## Figure dataset records
╔══
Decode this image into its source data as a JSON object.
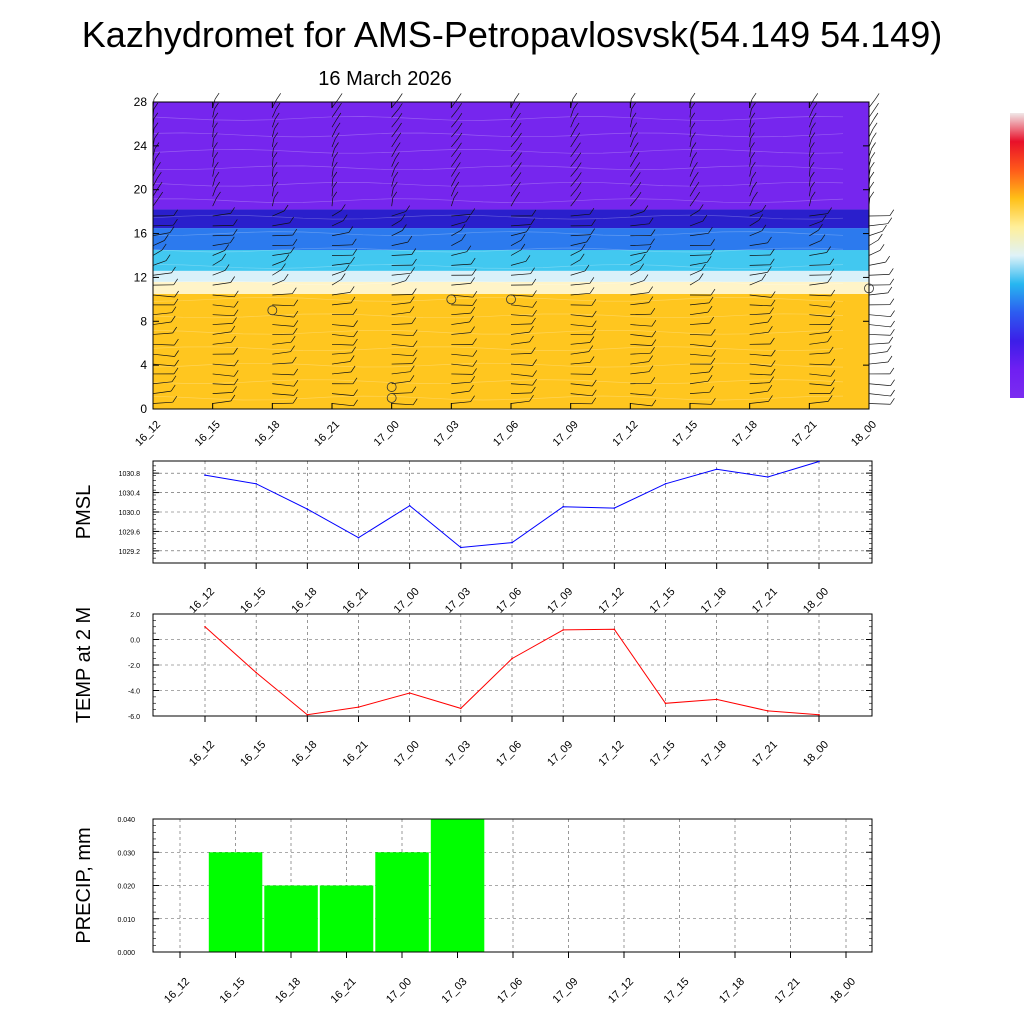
{
  "header": {
    "title": "Kazhydromet for AMS-Petropavlosvsk(54.149 54.149)",
    "date": "16 March 2026"
  },
  "colors": {
    "pmsl_line": "#0000ff",
    "temp_line": "#ff0000",
    "precip_bar": "#00ff00",
    "colorbar": [
      "#7b2cf0",
      "#6f1ff2",
      "#3c1ee8",
      "#2c5cf0",
      "#27b7f0",
      "#dff2f8",
      "#ffef9a",
      "#ffc017",
      "#ff5a1a",
      "#e8102a",
      "#f0e8e8"
    ]
  },
  "chart_data": [
    {
      "type": "heatmap",
      "name": "upper-air-section",
      "title": "",
      "categories": [
        "16_12",
        "16_15",
        "16_18",
        "16_21",
        "17_00",
        "17_03",
        "17_06",
        "17_09",
        "17_12",
        "17_15",
        "17_18",
        "17_21",
        "18_00"
      ],
      "xlabel": "",
      "ylabel": "",
      "ylim": [
        0,
        28
      ],
      "yticks": [
        0,
        4,
        8,
        12,
        16,
        20,
        24,
        28
      ],
      "bands": [
        {
          "from": 0,
          "to": 10.5,
          "color": "#ffc61f"
        },
        {
          "from": 10.5,
          "to": 11.6,
          "color": "#fff4c8"
        },
        {
          "from": 11.6,
          "to": 12.6,
          "color": "#d9f1f9"
        },
        {
          "from": 12.6,
          "to": 14.5,
          "color": "#42c8f0"
        },
        {
          "from": 14.5,
          "to": 16.5,
          "color": "#2c7aee"
        },
        {
          "from": 16.5,
          "to": 18.2,
          "color": "#2a1fcc"
        },
        {
          "from": 18.2,
          "to": 28,
          "color": "#7626ee"
        }
      ],
      "calm_markers": [
        {
          "x": "16_18",
          "y": 9
        },
        {
          "x": "17_00",
          "y": 2
        },
        {
          "x": "17_00",
          "y": 1
        },
        {
          "x": "17_03",
          "y": 10
        },
        {
          "x": "17_06",
          "y": 10
        },
        {
          "x": "18_00",
          "y": 11
        }
      ]
    },
    {
      "type": "line",
      "name": "pmsl",
      "ylabel": "PMSL",
      "xlabel": "",
      "categories": [
        "16_12",
        "16_15",
        "16_18",
        "16_21",
        "17_00",
        "17_03",
        "17_06",
        "17_09",
        "17_12",
        "17_15",
        "17_18",
        "17_21",
        "18_00"
      ],
      "series": [
        {
          "name": "PMSL",
          "values": [
            1030.76,
            1030.58,
            1030.06,
            1029.47,
            1030.13,
            1029.27,
            1029.37,
            1030.11,
            1030.08,
            1030.58,
            1030.88,
            1030.72,
            1031.04
          ]
        }
      ],
      "ylim": [
        1028.95,
        1031.05
      ],
      "yticks": [
        1029.2,
        1029.6,
        1030.0,
        1030.4,
        1030.8
      ],
      "ytick_labels": [
        "1029.2",
        "1029.6",
        "1030.0",
        "1030.4",
        "1030.8"
      ],
      "grid": true
    },
    {
      "type": "line",
      "name": "temp",
      "ylabel": "TEMP at 2 M",
      "xlabel": "",
      "categories": [
        "16_12",
        "16_15",
        "16_18",
        "16_21",
        "17_00",
        "17_03",
        "17_06",
        "17_09",
        "17_12",
        "17_15",
        "17_18",
        "17_21",
        "18_00"
      ],
      "series": [
        {
          "name": "TEMP at 2 M",
          "values": [
            1.0,
            -2.6,
            -5.9,
            -5.3,
            -4.2,
            -5.4,
            -1.5,
            0.75,
            0.8,
            -5.0,
            -4.7,
            -5.6,
            -5.9
          ]
        }
      ],
      "ylim": [
        -6.0,
        2.0
      ],
      "yticks": [
        -6.0,
        -4.0,
        -2.0,
        0.0,
        2.0
      ],
      "ytick_labels": [
        "-6.0",
        "-4.0",
        "-2.0",
        "0.0",
        "2.0"
      ],
      "grid": true
    },
    {
      "type": "bar",
      "name": "precip",
      "ylabel": "PRECIP, mm",
      "xlabel": "",
      "categories": [
        "16_12",
        "16_15",
        "16_18",
        "16_21",
        "17_00",
        "17_03",
        "17_06",
        "17_09",
        "17_12",
        "17_15",
        "17_18",
        "17_21",
        "18_00"
      ],
      "values": [
        0,
        0.03,
        0.02,
        0.02,
        0.03,
        0.04,
        0,
        0,
        0,
        0,
        0,
        0,
        0
      ],
      "ylim": [
        0,
        0.04
      ],
      "yticks": [
        0,
        0.01,
        0.02,
        0.03,
        0.04
      ],
      "ytick_labels": [
        "0.000",
        "0.010",
        "0.020",
        "0.030",
        "0.040"
      ],
      "grid": true
    }
  ]
}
╚══
## TO DO
Copy out every line from the material above in which the word "type" appears.

## TASK RESULT
      "type": "heatmap",
      "type": "line",
      "type": "line",
      "type": "bar",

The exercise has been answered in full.